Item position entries
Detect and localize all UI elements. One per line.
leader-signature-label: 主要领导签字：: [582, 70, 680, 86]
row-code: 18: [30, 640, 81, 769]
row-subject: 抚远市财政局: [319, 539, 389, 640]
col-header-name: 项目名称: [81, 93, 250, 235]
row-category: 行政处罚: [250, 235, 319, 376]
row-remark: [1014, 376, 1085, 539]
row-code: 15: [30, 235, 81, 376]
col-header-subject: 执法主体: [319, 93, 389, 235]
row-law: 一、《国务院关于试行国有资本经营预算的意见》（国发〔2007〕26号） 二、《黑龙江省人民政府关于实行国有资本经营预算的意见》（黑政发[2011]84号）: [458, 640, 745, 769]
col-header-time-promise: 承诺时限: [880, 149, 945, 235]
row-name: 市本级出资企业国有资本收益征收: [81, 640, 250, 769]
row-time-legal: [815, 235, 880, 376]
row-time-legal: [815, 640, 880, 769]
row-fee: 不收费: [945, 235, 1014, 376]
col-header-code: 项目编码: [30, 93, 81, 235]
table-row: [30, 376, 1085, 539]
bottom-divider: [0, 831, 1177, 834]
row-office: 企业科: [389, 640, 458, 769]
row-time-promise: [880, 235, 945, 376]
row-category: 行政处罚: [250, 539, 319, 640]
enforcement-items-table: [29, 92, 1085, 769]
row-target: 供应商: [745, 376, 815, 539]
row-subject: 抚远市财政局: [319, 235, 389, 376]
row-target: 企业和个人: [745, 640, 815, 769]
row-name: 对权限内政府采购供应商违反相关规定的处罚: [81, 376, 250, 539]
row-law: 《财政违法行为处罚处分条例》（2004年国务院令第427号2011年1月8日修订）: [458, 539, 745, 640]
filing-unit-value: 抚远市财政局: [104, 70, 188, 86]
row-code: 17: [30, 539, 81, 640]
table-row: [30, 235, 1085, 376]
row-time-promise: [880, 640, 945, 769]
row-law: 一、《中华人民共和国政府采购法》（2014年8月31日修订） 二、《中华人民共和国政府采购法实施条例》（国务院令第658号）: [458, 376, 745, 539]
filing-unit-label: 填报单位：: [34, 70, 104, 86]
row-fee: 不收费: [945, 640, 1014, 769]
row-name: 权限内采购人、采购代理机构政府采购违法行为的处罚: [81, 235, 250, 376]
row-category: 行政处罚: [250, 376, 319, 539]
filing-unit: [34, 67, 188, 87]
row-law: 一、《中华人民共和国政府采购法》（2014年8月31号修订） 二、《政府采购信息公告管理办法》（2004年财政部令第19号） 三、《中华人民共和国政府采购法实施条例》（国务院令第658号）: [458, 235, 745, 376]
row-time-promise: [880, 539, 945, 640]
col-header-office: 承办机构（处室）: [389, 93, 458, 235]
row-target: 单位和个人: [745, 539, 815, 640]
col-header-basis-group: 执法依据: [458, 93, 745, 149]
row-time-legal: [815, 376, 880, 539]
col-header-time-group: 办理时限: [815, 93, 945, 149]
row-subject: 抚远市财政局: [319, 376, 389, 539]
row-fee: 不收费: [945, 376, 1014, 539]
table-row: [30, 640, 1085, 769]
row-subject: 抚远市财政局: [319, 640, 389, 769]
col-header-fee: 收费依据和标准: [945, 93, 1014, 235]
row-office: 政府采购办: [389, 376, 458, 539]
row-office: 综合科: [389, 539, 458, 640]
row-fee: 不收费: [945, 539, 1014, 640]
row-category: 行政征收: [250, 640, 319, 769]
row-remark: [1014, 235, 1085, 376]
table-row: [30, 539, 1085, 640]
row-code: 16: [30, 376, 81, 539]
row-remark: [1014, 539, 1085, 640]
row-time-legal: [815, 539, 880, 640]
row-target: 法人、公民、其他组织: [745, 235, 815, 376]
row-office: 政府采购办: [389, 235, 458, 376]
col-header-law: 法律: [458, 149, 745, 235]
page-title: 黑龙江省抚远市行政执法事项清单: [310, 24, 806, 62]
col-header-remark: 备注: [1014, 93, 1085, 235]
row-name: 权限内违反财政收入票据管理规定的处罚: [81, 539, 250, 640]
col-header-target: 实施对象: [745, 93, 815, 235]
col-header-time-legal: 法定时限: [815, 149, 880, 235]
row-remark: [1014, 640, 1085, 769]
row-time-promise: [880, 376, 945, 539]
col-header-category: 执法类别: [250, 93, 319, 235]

### Goal
Could you repeat the lines above word for word, from the start of the records through the line containing "row-category: 行政处罚: [250, 539, 319, 640]"?

### Answer to the exercise
Detect and localize all UI elements. One per line.
leader-signature-label: 主要领导签字：: [582, 70, 680, 86]
row-code: 18: [30, 640, 81, 769]
row-subject: 抚远市财政局: [319, 539, 389, 640]
col-header-name: 项目名称: [81, 93, 250, 235]
row-category: 行政处罚: [250, 235, 319, 376]
row-remark: [1014, 376, 1085, 539]
row-code: 15: [30, 235, 81, 376]
col-header-subject: 执法主体: [319, 93, 389, 235]
row-law: 一、《国务院关于试行国有资本经营预算的意见》（国发〔2007〕26号） 二、《黑龙江省人民政府关于实行国有资本经营预算的意见》（黑政发[2011]84号）: [458, 640, 745, 769]
col-header-time-promise: 承诺时限: [880, 149, 945, 235]
row-name: 市本级出资企业国有资本收益征收: [81, 640, 250, 769]
row-time-legal: [815, 235, 880, 376]
row-time-legal: [815, 640, 880, 769]
row-fee: 不收费: [945, 235, 1014, 376]
col-header-code: 项目编码: [30, 93, 81, 235]
table-row: [30, 376, 1085, 539]
bottom-divider: [0, 831, 1177, 834]
row-office: 企业科: [389, 640, 458, 769]
row-time-promise: [880, 235, 945, 376]
row-category: 行政处罚: [250, 539, 319, 640]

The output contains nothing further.